PROBLEM STATEMENT: Give every line of the material again, exactly as written.

SUPPLIED DATA:
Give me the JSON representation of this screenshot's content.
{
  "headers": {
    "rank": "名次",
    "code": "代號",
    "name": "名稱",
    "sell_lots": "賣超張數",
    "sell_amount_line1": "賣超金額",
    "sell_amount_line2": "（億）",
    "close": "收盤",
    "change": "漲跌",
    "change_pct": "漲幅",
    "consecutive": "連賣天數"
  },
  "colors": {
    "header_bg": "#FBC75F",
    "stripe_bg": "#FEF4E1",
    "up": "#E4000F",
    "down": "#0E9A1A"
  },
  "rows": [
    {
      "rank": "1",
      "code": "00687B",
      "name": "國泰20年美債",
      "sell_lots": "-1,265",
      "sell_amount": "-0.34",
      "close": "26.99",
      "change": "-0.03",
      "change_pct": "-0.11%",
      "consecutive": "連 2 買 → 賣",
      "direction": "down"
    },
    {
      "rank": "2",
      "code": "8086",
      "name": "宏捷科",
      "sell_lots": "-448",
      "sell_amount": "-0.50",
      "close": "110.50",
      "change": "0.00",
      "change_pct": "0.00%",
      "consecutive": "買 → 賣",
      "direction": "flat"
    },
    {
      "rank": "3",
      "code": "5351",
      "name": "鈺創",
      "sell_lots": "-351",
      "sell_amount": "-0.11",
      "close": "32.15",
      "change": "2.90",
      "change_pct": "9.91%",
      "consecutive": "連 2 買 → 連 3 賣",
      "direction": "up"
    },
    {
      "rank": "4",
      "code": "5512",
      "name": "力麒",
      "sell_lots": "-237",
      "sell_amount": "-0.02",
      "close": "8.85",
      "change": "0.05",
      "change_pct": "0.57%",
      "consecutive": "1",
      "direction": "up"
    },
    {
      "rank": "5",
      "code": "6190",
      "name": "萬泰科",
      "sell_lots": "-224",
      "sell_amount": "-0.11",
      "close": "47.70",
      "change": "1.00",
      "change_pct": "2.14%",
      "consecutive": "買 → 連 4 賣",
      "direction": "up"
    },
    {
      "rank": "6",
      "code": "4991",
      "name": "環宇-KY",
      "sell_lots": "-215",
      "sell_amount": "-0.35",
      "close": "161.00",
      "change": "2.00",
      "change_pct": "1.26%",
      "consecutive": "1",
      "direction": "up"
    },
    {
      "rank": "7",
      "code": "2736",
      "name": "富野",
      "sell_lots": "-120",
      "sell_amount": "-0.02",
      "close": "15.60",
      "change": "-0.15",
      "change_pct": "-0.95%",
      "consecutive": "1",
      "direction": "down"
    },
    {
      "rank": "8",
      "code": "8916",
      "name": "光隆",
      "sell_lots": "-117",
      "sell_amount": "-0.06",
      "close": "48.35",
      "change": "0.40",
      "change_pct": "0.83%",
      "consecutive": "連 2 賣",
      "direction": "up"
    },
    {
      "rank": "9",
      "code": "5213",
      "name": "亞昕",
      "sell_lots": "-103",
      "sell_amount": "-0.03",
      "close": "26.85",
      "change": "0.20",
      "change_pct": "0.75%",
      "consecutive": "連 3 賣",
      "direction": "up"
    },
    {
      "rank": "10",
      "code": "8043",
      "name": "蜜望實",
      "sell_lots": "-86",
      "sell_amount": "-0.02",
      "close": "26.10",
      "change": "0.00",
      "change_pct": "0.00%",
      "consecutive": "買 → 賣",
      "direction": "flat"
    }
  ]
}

RESPONSE TO THE EXERCISE:
Give me the JSON representation of this screenshot's content.
{
  "headers": {
    "rank": "名次",
    "code": "代號",
    "name": "名稱",
    "sell_lots": "賣超張數",
    "sell_amount_line1": "賣超金額",
    "sell_amount_line2": "（億）",
    "close": "收盤",
    "change": "漲跌",
    "change_pct": "漲幅",
    "consecutive": "連賣天數"
  },
  "colors": {
    "header_bg": "#FBC75F",
    "stripe_bg": "#FEF4E1",
    "up": "#E4000F",
    "down": "#0E9A1A"
  },
  "rows": [
    {
      "rank": "1",
      "code": "00687B",
      "name": "國泰20年美債",
      "sell_lots": "-1,265",
      "sell_amount": "-0.34",
      "close": "26.99",
      "change": "-0.03",
      "change_pct": "-0.11%",
      "consecutive": "連 2 買 → 賣",
      "direction": "down"
    },
    {
      "rank": "2",
      "code": "8086",
      "name": "宏捷科",
      "sell_lots": "-448",
      "sell_amount": "-0.50",
      "close": "110.50",
      "change": "0.00",
      "change_pct": "0.00%",
      "consecutive": "買 → 賣",
      "direction": "flat"
    },
    {
      "rank": "3",
      "code": "5351",
      "name": "鈺創",
      "sell_lots": "-351",
      "sell_amount": "-0.11",
      "close": "32.15",
      "change": "2.90",
      "change_pct": "9.91%",
      "consecutive": "連 2 買 → 連 3 賣",
      "direction": "up"
    },
    {
      "rank": "4",
      "code": "5512",
      "name": "力麒",
      "sell_lots": "-237",
      "sell_amount": "-0.02",
      "close": "8.85",
      "change": "0.05",
      "change_pct": "0.57%",
      "consecutive": "1",
      "direction": "up"
    },
    {
      "rank": "5",
      "code": "6190",
      "name": "萬泰科",
      "sell_lots": "-224",
      "sell_amount": "-0.11",
      "close": "47.70",
      "change": "1.00",
      "change_pct": "2.14%",
      "consecutive": "買 → 連 4 賣",
      "direction": "up"
    },
    {
      "rank": "6",
      "code": "4991",
      "name": "環宇-KY",
      "sell_lots": "-215",
      "sell_amount": "-0.35",
      "close": "161.00",
      "change": "2.00",
      "change_pct": "1.26%",
      "consecutive": "1",
      "direction": "up"
    },
    {
      "rank": "7",
      "code": "2736",
      "name": "富野",
      "sell_lots": "-120",
      "sell_amount": "-0.02",
      "close": "15.60",
      "change": "-0.15",
      "change_pct": "-0.95%",
      "consecutive": "1",
      "direction": "down"
    },
    {
      "rank": "8",
      "code": "8916",
      "name": "光隆",
      "sell_lots": "-117",
      "sell_amount": "-0.06",
      "close": "48.35",
      "change": "0.40",
      "change_pct": "0.83%",
      "consecutive": "連 2 賣",
      "direction": "up"
    },
    {
      "rank": "9",
      "code": "5213",
      "name": "亞昕",
      "sell_lots": "-103",
      "sell_amount": "-0.03",
      "close": "26.85",
      "change": "0.20",
      "change_pct": "0.75%",
      "consecutive": "連 3 賣",
      "direction": "up"
    },
    {
      "rank": "10",
      "code": "8043",
      "name": "蜜望實",
      "sell_lots": "-86",
      "sell_amount": "-0.02",
      "close": "26.10",
      "change": "0.00",
      "change_pct": "0.00%",
      "consecutive": "買 → 賣",
      "direction": "flat"
    }
  ]
}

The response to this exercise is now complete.